Of all the lines in the material, how many contain the word "FVTPL"? State the number alone.

-- Start of Provided material --

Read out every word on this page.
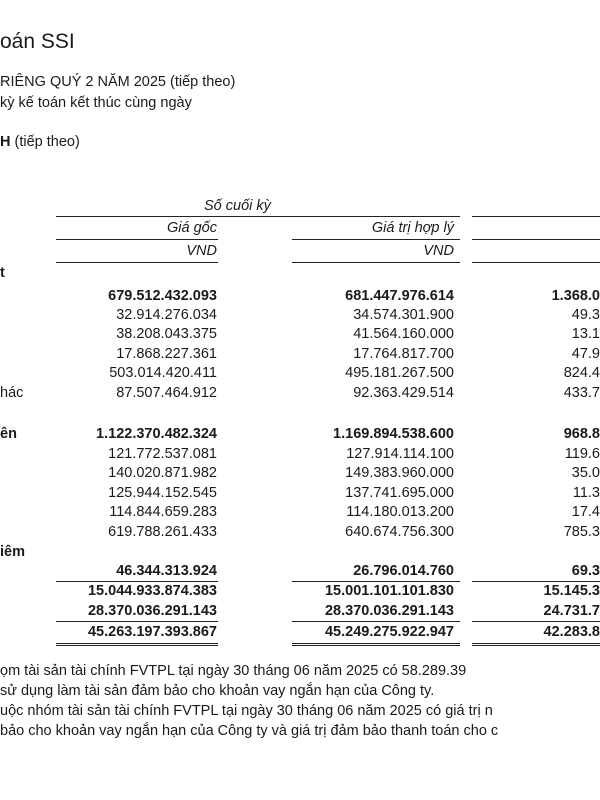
oán SSI
RIÊNG QUÝ 2 NĂM 2025 (tiếp theo)
kỳ kế toán kết thúc cùng ngày
H (tiếp theo)
Số cuối kỳ
Giá gốc	Giá trị hợp lý
VND	VND
t
679.512.432.093	681.447.976.614	1.368.0
32.914.276.034	34.574.301.900	49.3
38.208.043.375	41.564.160.000	13.1
17.868.227.361	17.764.817.700	47.9
503.014.420.411	495.181.267.500	824.4
hác	87.507.464.912	92.363.429.514	433.7
ên	1.122.370.482.324	1.169.894.538.600	968.8
121.772.537.081	127.914.114.100	119.6
140.020.871.982	149.383.960.000	35.0
125.944.152.545	137.741.695.000	11.3
114.844.659.283	114.180.013.200	17.4
619.788.261.433	640.674.756.300	785.3
iêm
46.344.313.924	26.796.014.760	69.3
15.044.933.874.383	15.001.101.101.830	15.145.3
28.370.036.291.143	28.370.036.291.143	24.731.7
45.263.197.393.867	45.249.275.922.947	42.283.8
ọm tài sản tài chính FVTPL tại ngày 30 tháng 06 năm 2025 có 58.289.39
sử dụng làm tài sản đảm bảo cho khoản vay ngắn hạn của Công ty.
uộc nhóm tài sản tài chính FVTPL tại ngày 30 tháng 06 năm 2025 có giá trị n
bảo cho khoản vay ngắn hạn của Công ty và giá trị đảm bảo thanh toán cho c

-- End of Provided material --

### Problem solution
2